• _DOCUMENT TEXT_:
So Radiohead 'sucks', The Beatles were 'undeniably overrated' and one of their best songs is 'noise'
Would love to know what music you have dared to ordain as good.
Sheesh, it's just my opinion. I'm actually very into classic rock (The Who are the greatest band ever!), some 90's stuff (Nirvana, Pearl Jam, Bush, R.E.M., Green Day, The Offspring), and some older metal (Metallica, Guns and Roses, Motorhead, Iron Maiden). Would you mind telling me how A Day in the Life is one of the Beatles' best songs?
I couldn't tell you, because I'm not a fan either. I think it's OK but to me a lot of Beatles songs are superior, like Eleanor Rigby, for example, or even Rocky Racoon or Black Bird
I guess it's acclaimed because it's arty. Some people like to say they dig arty stuff cause it makes them feel smart I really prefer the Beatles when they are more spontaneous : Penny Lane, the final Abbey Road medley, Can't buy me love, I am the walrus...
So Creep, Hey Jude, and Let it Be are great songs, but OK Computer and A Day in the Life are lacking?
It's probably just a matter of taste maturation. I realize how obnoxious this sounds, but if you like Green Day and Metallica you might want to hold off on Radiohead and The Beatles more artistic work untill later.
I don't really agree with you SR. I don't think you can separate what's "artistic" from the rest , especially in rock music. This music started from very un-artistic roots, like Chuck Berry, Robert Johnson or Hank Williams. And when you cut the roots of a tree, it dies.. or it becomes a fake plastic tree
Nicholas, I'm certainly not suggesting that only "artsy" music has artistic value. Chuck Berry, Robert Johnson, and Hank Williams were all extraordinary songwriters capable of remarkable emotional depth. I'm a very big fan of roots music, particularly blues and early rock, but also a small amount of early country.
I simply don't think Green Day and Metallica are at all comparable to Chuck Berry, Robert Johnson, and Hank Williams. Green Day writes emotionally vacant pop-rock, and Metallica is noisy for the sake of making noise.
Edit: As for why A Day in the Life is so amazing, I think it's probably because of the thrilling aloneness and sobriety in John Lennon's singing and story-telling. I really like the orchestration, and I certainly wouldn't refer to the work of any orchestra has just "noise". McCartney's bridge eases the transition from the loud orchestra back to John's surrealist singing.
It also works remarkably well in the context of the album. After the hallucinatory trip that is Sgt. Peppers, I couldn't imagine a better finale.
I have a hard time understanding why any Beatles song is acclaimed.
The purpose of music is to be pleasing to the ear, not "artistic". A song may have great lyrics, but that does not make it a good song. While A Day in the Life and Ok Computer are definately "artsy", they do not please my ear. Green Day can write some emotionally powerful songs, like Wake Me Up When September Ends, but that is not what makes them a great band. I don't see how you can call Metallica a bunch of noise in comparison to A Day in the Life, because Metallica spins out some amazing riffs. Newer metal bands such as Disturbed and Limp Bizkit can be called little more than noise, but Metallica is the king.
It's just a very good song. one should not try to explain art too much. what one can do is to admit that music is loved in so many ways and by different people.
but...verse part is good, lennon part after 2.20 damn fine, cool lyrics, good singing. maybe the end should have come earlier.

• _JOB A_:
In the music discussion, which band does the commenter who likes classic rock call the greatest band ever?

• _EXTRACTED ENTRIES_:

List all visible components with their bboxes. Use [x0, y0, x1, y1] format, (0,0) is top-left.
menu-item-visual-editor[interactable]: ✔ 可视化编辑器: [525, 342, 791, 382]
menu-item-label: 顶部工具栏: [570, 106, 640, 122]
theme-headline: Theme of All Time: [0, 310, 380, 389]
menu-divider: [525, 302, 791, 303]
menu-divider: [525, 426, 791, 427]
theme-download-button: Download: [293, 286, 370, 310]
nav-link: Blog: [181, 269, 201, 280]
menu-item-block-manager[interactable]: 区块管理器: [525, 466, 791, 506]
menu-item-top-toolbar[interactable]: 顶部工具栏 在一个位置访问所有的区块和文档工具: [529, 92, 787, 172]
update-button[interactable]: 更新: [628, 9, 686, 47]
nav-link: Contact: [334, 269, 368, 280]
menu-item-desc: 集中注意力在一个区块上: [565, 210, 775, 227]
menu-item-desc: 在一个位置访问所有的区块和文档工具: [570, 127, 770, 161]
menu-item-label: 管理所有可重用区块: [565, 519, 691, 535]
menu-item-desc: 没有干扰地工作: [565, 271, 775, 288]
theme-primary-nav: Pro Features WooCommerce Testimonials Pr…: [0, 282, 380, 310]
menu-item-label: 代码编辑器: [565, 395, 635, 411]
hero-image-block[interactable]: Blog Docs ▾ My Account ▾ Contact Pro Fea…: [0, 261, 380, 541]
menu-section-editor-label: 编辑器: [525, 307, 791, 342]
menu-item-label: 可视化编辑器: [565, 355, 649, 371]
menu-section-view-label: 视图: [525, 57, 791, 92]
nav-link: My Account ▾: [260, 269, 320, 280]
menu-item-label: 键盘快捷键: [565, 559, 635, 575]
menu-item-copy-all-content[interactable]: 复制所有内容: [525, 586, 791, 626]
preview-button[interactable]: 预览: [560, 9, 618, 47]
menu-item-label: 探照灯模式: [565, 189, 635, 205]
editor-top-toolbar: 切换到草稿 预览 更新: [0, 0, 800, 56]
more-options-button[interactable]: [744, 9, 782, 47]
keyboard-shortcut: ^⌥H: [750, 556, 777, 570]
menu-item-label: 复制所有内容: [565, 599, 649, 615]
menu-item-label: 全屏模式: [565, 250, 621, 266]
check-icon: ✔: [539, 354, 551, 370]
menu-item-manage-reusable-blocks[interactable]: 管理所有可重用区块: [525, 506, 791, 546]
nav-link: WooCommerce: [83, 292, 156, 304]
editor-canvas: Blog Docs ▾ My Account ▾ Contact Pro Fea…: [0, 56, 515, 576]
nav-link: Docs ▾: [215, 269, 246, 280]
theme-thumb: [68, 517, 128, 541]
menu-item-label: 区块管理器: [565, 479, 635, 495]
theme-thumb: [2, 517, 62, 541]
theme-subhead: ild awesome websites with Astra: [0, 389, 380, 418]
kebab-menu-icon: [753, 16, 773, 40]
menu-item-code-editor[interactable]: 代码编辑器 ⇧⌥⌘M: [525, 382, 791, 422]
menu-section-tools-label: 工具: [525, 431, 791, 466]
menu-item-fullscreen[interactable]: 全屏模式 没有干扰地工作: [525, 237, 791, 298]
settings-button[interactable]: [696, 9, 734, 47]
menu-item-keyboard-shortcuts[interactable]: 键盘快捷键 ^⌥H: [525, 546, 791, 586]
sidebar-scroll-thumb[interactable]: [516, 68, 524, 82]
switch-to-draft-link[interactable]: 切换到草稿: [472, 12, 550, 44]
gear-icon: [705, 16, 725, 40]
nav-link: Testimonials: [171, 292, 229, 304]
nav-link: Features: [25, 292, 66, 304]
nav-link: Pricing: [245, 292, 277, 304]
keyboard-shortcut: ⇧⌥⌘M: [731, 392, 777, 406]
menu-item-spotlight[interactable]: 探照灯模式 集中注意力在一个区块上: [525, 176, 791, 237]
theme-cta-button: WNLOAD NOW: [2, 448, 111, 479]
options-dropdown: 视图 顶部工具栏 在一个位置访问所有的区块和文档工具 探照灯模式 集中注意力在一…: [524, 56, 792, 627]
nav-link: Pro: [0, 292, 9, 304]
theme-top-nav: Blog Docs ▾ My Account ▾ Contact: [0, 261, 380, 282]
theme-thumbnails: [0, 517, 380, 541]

• _JOB B_:
Copy the listing word for word, everything from its first line down to the line containing "menu-item-label: 全屏模式: [565, 250, 621, 266]".

• _EXERCISE OUTPUT A_:
The Who

• _EXERCISE OUTPUT B_:
List all visible components with their bboxes. Use [x0, y0, x1, y1] format, (0,0) is top-left.
menu-item-visual-editor[interactable]: ✔ 可视化编辑器: [525, 342, 791, 382]
menu-item-label: 顶部工具栏: [570, 106, 640, 122]
theme-headline: Theme of All Time: [0, 310, 380, 389]
menu-divider: [525, 302, 791, 303]
menu-divider: [525, 426, 791, 427]
theme-download-button: Download: [293, 286, 370, 310]
nav-link: Blog: [181, 269, 201, 280]
menu-item-block-manager[interactable]: 区块管理器: [525, 466, 791, 506]
menu-item-top-toolbar[interactable]: 顶部工具栏 在一个位置访问所有的区块和文档工具: [529, 92, 787, 172]
update-button[interactable]: 更新: [628, 9, 686, 47]
nav-link: Contact: [334, 269, 368, 280]
menu-item-desc: 集中注意力在一个区块上: [565, 210, 775, 227]
menu-item-desc: 在一个位置访问所有的区块和文档工具: [570, 127, 770, 161]
menu-item-label: 管理所有可重用区块: [565, 519, 691, 535]
menu-item-desc: 没有干扰地工作: [565, 271, 775, 288]
theme-primary-nav: Pro Features WooCommerce Testimonials Pr…: [0, 282, 380, 310]
menu-item-label: 代码编辑器: [565, 395, 635, 411]
hero-image-block[interactable]: Blog Docs ▾ My Account ▾ Contact Pro Fea…: [0, 261, 380, 541]
menu-section-editor-label: 编辑器: [525, 307, 791, 342]
menu-item-label: 可视化编辑器: [565, 355, 649, 371]
menu-section-view-label: 视图: [525, 57, 791, 92]
nav-link: My Account ▾: [260, 269, 320, 280]
menu-item-label: 键盘快捷键: [565, 559, 635, 575]
menu-item-copy-all-content[interactable]: 复制所有内容: [525, 586, 791, 626]
preview-button[interactable]: 预览: [560, 9, 618, 47]
menu-item-label: 探照灯模式: [565, 189, 635, 205]
editor-top-toolbar: 切换到草稿 预览 更新: [0, 0, 800, 56]
more-options-button[interactable]: [744, 9, 782, 47]
keyboard-shortcut: ^⌥H: [750, 556, 777, 570]
menu-item-label: 复制所有内容: [565, 599, 649, 615]
menu-item-label: 全屏模式: [565, 250, 621, 266]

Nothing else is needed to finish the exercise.